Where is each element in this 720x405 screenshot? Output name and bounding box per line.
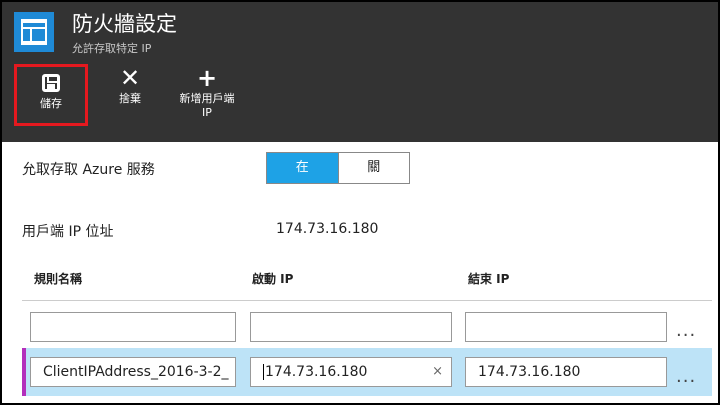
toggle-off-option[interactable]: 關 xyxy=(337,153,409,183)
discard-button[interactable]: ✕ 捨棄 xyxy=(108,64,152,106)
table-divider xyxy=(22,300,712,301)
start-ip-input[interactable]: 174.73.16.180 × xyxy=(250,357,452,387)
firewall-blade-icon xyxy=(14,12,54,52)
rule-name-input[interactable]: ClientIPAddress_2016-3-2_ xyxy=(30,357,236,387)
column-header-rule-name: 規則名稱 xyxy=(34,272,83,286)
floppy-disk-icon xyxy=(17,69,85,97)
page-subtitle: 允許存取特定 IP xyxy=(72,42,152,55)
start-ip-value: 174.73.16.180 xyxy=(265,364,368,380)
add-label-line1: 新增用戶端 xyxy=(179,92,235,105)
x-icon: ✕ xyxy=(119,64,141,92)
firewall-settings-blade: 防火牆設定 允許存取特定 IP 儲存 ✕ 捨棄 + 新增用戶端 IP 允取存取 … xyxy=(0,0,720,405)
save-label: 儲存 xyxy=(40,97,62,110)
save-button[interactable]: 儲存 xyxy=(14,64,88,126)
azure-access-label: 允取存取 Azure 服務 xyxy=(22,162,155,178)
plus-icon: + xyxy=(196,64,218,92)
toggle-on-option[interactable]: 在 xyxy=(267,153,338,183)
page-title: 防火牆設定 xyxy=(72,12,177,36)
column-header-end-ip: 結束 IP xyxy=(468,272,510,286)
start-ip-input[interactable] xyxy=(250,312,452,342)
add-client-ip-button[interactable]: + 新增用戶端 IP xyxy=(170,64,244,120)
client-ip-value: 174.73.16.180 xyxy=(276,221,379,237)
more-options-icon[interactable]: ... xyxy=(676,366,696,387)
clear-icon[interactable]: × xyxy=(432,358,443,386)
blade-header: 防火牆設定 允許存取特定 IP 儲存 ✕ 捨棄 + 新增用戶端 IP xyxy=(2,2,718,142)
discard-label: 捨棄 xyxy=(119,92,141,105)
add-label-line2: IP xyxy=(202,106,212,119)
more-options-icon[interactable]: ... xyxy=(676,320,696,341)
selected-row-marker xyxy=(22,348,26,396)
azure-access-toggle[interactable]: 在 關 xyxy=(266,152,410,184)
end-ip-input[interactable] xyxy=(465,312,667,342)
rule-name-input[interactable] xyxy=(30,312,236,342)
text-cursor xyxy=(263,364,264,380)
end-ip-input[interactable]: 174.73.16.180 xyxy=(465,357,667,387)
client-ip-label: 用戶端 IP 位址 xyxy=(22,224,114,240)
column-header-start-ip: 啟動 IP xyxy=(252,272,294,286)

★ ★ ★

--- DIRECTIONS ---
Copy out every line of the data above character for character, omitting the pictures.

--- SOLVED PROBLEM ---
Where is each element in this 720x405 screenshot? Output name and bounding box per line.
toggle-off-option[interactable]: 關 xyxy=(337,153,409,183)
discard-button[interactable]: ✕ 捨棄 xyxy=(108,64,152,106)
table-divider xyxy=(22,300,712,301)
start-ip-input[interactable]: 174.73.16.180 × xyxy=(250,357,452,387)
firewall-blade-icon xyxy=(14,12,54,52)
rule-name-input[interactable]: ClientIPAddress_2016-3-2_ xyxy=(30,357,236,387)
column-header-rule-name: 規則名稱 xyxy=(34,272,83,286)
floppy-disk-icon xyxy=(17,69,85,97)
page-subtitle: 允許存取特定 IP xyxy=(72,42,152,55)
start-ip-value: 174.73.16.180 xyxy=(265,364,368,380)
add-label-line1: 新增用戶端 xyxy=(179,92,235,105)
x-icon: ✕ xyxy=(119,64,141,92)
firewall-settings-blade: 防火牆設定 允許存取特定 IP 儲存 ✕ 捨棄 + 新增用戶端 IP 允取存取 … xyxy=(0,0,720,405)
save-label: 儲存 xyxy=(40,97,62,110)
save-button[interactable]: 儲存 xyxy=(14,64,88,126)
azure-access-label: 允取存取 Azure 服務 xyxy=(22,162,155,178)
plus-icon: + xyxy=(196,64,218,92)
toggle-on-option[interactable]: 在 xyxy=(267,153,338,183)
page-title: 防火牆設定 xyxy=(72,12,177,36)
column-header-end-ip: 結束 IP xyxy=(468,272,510,286)
start-ip-input[interactable] xyxy=(250,312,452,342)
add-client-ip-button[interactable]: + 新增用戶端 IP xyxy=(170,64,244,120)
client-ip-value: 174.73.16.180 xyxy=(276,221,379,237)
more-options-icon[interactable]: ... xyxy=(676,366,696,387)
clear-icon[interactable]: × xyxy=(432,358,443,386)
blade-header: 防火牆設定 允許存取特定 IP 儲存 ✕ 捨棄 + 新增用戶端 IP xyxy=(2,2,718,142)
discard-label: 捨棄 xyxy=(119,92,141,105)
add-label-line2: IP xyxy=(202,106,212,119)
more-options-icon[interactable]: ... xyxy=(676,320,696,341)
selected-row-marker xyxy=(22,348,26,396)
azure-access-toggle[interactable]: 在 關 xyxy=(266,152,410,184)
end-ip-input[interactable] xyxy=(465,312,667,342)
rule-name-input[interactable] xyxy=(30,312,236,342)
text-cursor xyxy=(263,364,264,380)
end-ip-input[interactable]: 174.73.16.180 xyxy=(465,357,667,387)
client-ip-label: 用戶端 IP 位址 xyxy=(22,224,114,240)
column-header-start-ip: 啟動 IP xyxy=(252,272,294,286)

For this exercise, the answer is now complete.